Please pull out all of the lines below and copy them word for word, leaving out the pictures.

## START Records for the exercise

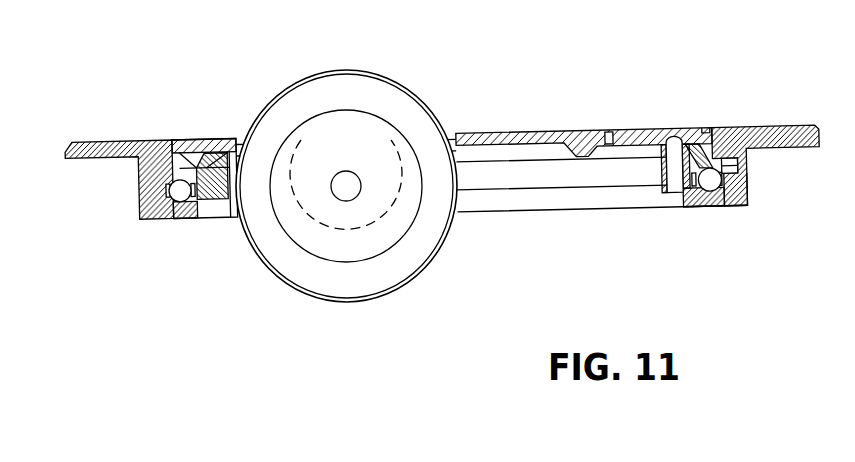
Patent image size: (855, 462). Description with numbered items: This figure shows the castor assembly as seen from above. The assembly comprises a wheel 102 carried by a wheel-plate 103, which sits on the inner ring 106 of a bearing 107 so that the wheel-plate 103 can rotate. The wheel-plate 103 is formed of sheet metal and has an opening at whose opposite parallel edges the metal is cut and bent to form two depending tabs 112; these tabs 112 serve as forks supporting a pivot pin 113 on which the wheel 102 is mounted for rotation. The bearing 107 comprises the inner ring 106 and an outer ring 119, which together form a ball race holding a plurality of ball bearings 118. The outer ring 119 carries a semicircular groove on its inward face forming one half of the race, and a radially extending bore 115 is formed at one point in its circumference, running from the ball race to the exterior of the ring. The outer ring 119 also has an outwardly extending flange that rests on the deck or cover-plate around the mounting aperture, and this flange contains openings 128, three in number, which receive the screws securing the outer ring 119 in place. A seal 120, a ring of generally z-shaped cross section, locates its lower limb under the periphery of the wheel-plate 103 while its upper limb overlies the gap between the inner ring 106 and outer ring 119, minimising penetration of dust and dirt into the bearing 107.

The wheel 102 is at (410, 273).
The wheel-plate 103 is at (497, 140).
The inner ring 106 is at (690, 198).
The bearing 107 is at (707, 129).
The depending tabs 112 is at (420, 235).
The pivot pin 113 is at (340, 194).
The radially extending bore 115 is at (750, 184).
The ball bearings 118 is at (750, 174).
The outer ring 119 is at (724, 131).
The seal 120 is at (184, 140).
The openings 128 is at (100, 140).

## END Records for the exercise

→ Response
Patent image size: (855, 462). Description with numbered items: This figure shows the castor assembly as seen from above. The assembly comprises a wheel 102 carried by a wheel-plate 103, which sits on the inner ring 106 of a bearing 107 so that the wheel-plate 103 can rotate. The wheel-plate 103 is formed of sheet metal and has an opening at whose opposite parallel edges the metal is cut and bent to form two depending tabs 112; these tabs 112 serve as forks supporting a pivot pin 113 on which the wheel 102 is mounted for rotation. The bearing 107 comprises the inner ring 106 and an outer ring 119, which together form a ball race holding a plurality of ball bearings 118. The outer ring 119 carries a semicircular groove on its inward face forming one half of the race, and a radially extending bore 115 is formed at one point in its circumference, running from the ball race to the exterior of the ring. The outer ring 119 also has an outwardly extending flange that rests on the deck or cover-plate around the mounting aperture, and this flange contains openings 128, three in number, which receive the screws securing the outer ring 119 in place. A seal 120, a ring of generally z-shaped cross section, locates its lower limb under the periphery of the wheel-plate 103 while its upper limb overlies the gap between the inner ring 106 and outer ring 119, minimising penetration of dust and dirt into the bearing 107.

The wheel 102 is at (410, 273).
The wheel-plate 103 is at (497, 140).
The inner ring 106 is at (690, 198).
The bearing 107 is at (707, 129).
The depending tabs 112 is at (420, 235).
The pivot pin 113 is at (340, 194).
The radially extending bore 115 is at (750, 184).
The ball bearings 118 is at (750, 174).
The outer ring 119 is at (724, 131).
The seal 120 is at (184, 140).
The openings 128 is at (100, 140).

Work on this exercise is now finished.